**Task directions**. Among the entries below, find the lines with "header" and copy them.

**Extracted records**.
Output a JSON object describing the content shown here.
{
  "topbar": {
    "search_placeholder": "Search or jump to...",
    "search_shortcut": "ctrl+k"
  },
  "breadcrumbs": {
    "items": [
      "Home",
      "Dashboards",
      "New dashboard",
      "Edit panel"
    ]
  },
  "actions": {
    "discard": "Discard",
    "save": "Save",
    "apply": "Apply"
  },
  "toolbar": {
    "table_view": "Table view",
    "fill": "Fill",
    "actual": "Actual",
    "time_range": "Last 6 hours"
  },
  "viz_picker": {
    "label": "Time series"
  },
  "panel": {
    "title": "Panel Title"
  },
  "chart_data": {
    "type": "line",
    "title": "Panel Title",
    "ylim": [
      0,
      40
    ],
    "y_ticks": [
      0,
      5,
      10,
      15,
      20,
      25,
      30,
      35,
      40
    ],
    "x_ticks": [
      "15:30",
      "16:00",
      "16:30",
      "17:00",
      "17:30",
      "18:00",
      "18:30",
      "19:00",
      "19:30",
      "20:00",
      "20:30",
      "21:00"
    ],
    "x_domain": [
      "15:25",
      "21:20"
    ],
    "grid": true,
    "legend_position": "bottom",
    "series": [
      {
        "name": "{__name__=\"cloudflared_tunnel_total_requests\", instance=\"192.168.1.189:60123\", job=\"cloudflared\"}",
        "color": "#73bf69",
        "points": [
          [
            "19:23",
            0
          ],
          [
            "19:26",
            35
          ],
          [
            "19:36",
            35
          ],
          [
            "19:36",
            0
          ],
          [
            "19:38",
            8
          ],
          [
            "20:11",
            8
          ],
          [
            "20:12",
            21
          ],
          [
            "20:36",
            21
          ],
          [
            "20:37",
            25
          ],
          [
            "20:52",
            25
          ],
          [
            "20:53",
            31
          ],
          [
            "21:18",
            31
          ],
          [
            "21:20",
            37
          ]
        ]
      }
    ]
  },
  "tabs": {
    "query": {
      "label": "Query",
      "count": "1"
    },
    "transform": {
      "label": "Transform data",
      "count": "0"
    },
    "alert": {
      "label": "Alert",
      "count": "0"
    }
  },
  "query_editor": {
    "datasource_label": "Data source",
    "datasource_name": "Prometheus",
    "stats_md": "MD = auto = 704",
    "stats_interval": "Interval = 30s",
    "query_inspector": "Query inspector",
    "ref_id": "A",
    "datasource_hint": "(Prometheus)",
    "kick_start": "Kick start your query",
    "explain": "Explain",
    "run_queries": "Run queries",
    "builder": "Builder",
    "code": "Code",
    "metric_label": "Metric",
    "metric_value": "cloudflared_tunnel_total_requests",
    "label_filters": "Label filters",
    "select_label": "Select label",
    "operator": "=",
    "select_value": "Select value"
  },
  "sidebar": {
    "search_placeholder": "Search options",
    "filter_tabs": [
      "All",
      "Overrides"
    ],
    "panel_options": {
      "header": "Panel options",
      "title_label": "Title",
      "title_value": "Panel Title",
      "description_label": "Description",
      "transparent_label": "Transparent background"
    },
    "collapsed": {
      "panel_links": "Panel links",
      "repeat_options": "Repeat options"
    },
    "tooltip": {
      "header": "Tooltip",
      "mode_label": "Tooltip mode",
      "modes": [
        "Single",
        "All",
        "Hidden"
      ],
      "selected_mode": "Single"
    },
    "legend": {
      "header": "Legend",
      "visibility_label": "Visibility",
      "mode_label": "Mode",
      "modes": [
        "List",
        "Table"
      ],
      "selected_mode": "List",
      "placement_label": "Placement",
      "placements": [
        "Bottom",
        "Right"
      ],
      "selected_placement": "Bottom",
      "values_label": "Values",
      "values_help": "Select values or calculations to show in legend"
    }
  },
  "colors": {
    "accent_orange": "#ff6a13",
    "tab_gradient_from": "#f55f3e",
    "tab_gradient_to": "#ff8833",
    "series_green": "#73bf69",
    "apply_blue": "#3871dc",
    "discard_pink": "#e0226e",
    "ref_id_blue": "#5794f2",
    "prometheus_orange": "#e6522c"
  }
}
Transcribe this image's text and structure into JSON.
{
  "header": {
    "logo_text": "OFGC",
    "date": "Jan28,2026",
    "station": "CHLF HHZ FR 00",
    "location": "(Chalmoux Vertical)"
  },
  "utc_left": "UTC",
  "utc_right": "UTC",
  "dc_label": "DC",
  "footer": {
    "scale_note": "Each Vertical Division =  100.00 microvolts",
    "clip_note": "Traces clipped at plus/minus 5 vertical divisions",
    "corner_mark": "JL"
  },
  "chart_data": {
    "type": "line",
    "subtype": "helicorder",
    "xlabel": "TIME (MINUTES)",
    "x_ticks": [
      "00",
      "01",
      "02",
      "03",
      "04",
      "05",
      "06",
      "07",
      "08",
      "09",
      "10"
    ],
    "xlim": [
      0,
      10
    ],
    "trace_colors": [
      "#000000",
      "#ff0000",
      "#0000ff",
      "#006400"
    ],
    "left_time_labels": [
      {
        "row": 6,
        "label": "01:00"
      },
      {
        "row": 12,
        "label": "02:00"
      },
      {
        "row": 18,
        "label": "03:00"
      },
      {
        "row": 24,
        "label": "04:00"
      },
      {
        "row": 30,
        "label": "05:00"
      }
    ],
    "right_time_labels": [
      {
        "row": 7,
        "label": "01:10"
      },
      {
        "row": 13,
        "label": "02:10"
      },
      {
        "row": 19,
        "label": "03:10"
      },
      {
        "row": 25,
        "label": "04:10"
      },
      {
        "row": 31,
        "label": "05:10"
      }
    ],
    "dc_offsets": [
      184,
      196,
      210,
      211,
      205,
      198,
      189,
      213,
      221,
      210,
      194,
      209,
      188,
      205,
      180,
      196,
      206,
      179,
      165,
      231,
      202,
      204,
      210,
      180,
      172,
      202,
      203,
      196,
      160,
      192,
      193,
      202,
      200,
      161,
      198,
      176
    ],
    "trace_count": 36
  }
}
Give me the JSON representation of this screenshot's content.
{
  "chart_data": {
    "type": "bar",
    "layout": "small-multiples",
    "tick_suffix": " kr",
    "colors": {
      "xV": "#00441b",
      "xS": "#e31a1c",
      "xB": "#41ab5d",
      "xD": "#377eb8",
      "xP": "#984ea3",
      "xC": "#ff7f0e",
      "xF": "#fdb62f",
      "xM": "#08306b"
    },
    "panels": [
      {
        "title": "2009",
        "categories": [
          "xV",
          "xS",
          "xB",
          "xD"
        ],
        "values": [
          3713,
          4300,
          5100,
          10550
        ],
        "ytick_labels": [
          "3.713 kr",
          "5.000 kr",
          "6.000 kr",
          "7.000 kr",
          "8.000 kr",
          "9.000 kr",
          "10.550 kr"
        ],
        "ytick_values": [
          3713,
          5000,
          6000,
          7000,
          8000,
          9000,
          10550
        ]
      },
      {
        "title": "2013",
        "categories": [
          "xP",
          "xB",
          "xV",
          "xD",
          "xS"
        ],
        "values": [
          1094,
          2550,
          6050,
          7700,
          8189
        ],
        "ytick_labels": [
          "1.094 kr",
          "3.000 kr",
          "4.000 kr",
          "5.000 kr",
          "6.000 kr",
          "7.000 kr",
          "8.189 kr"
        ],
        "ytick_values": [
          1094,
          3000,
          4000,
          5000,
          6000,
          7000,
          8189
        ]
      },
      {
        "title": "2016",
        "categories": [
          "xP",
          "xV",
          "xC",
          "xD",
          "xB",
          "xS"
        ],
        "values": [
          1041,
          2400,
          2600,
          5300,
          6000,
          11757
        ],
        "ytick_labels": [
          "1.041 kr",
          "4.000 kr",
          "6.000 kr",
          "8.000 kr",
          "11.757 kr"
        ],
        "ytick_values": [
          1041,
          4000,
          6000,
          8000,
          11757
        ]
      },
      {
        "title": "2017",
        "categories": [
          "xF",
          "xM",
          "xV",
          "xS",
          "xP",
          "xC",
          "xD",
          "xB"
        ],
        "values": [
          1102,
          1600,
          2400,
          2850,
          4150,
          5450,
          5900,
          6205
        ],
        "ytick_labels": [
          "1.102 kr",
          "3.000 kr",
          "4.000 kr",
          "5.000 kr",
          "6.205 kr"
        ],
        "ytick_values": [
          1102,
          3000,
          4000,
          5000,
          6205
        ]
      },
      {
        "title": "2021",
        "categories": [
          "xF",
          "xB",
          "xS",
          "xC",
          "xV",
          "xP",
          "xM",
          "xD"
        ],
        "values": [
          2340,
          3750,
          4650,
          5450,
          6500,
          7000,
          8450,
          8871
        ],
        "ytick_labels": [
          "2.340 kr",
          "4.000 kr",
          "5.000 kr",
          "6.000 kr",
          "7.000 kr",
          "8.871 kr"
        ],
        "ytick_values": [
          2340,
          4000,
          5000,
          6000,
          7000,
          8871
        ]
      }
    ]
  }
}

**Exercise output**.
      "header": "Panel options",
      "header": "Tooltip",
      "header": "Legend",
  "header": {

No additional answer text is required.